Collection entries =
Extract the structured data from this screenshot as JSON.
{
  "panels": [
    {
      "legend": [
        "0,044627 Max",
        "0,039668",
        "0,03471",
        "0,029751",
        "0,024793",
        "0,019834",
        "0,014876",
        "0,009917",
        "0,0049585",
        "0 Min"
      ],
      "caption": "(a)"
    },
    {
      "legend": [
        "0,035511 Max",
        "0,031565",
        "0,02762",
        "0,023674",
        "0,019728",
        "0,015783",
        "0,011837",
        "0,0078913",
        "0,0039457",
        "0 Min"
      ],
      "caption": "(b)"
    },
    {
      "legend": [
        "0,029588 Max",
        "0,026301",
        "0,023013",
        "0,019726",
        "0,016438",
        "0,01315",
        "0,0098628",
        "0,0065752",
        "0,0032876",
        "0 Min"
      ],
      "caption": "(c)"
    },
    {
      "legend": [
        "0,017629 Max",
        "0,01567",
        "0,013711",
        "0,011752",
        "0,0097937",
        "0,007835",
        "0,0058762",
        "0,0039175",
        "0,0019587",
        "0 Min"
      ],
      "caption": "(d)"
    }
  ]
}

Set problem = Copy down the material exactly as written.

Solution =
Extract the structured data from this screenshot as JSON.
{
  "panels": [
    {
      "legend": [
        "0,044627 Max",
        "0,039668",
        "0,03471",
        "0,029751",
        "0,024793",
        "0,019834",
        "0,014876",
        "0,009917",
        "0,0049585",
        "0 Min"
      ],
      "caption": "(a)"
    },
    {
      "legend": [
        "0,035511 Max",
        "0,031565",
        "0,02762",
        "0,023674",
        "0,019728",
        "0,015783",
        "0,011837",
        "0,0078913",
        "0,0039457",
        "0 Min"
      ],
      "caption": "(b)"
    },
    {
      "legend": [
        "0,029588 Max",
        "0,026301",
        "0,023013",
        "0,019726",
        "0,016438",
        "0,01315",
        "0,0098628",
        "0,0065752",
        "0,0032876",
        "0 Min"
      ],
      "caption": "(c)"
    },
    {
      "legend": [
        "0,017629 Max",
        "0,01567",
        "0,013711",
        "0,011752",
        "0,0097937",
        "0,007835",
        "0,0058762",
        "0,0039175",
        "0,0019587",
        "0 Min"
      ],
      "caption": "(d)"
    }
  ]
}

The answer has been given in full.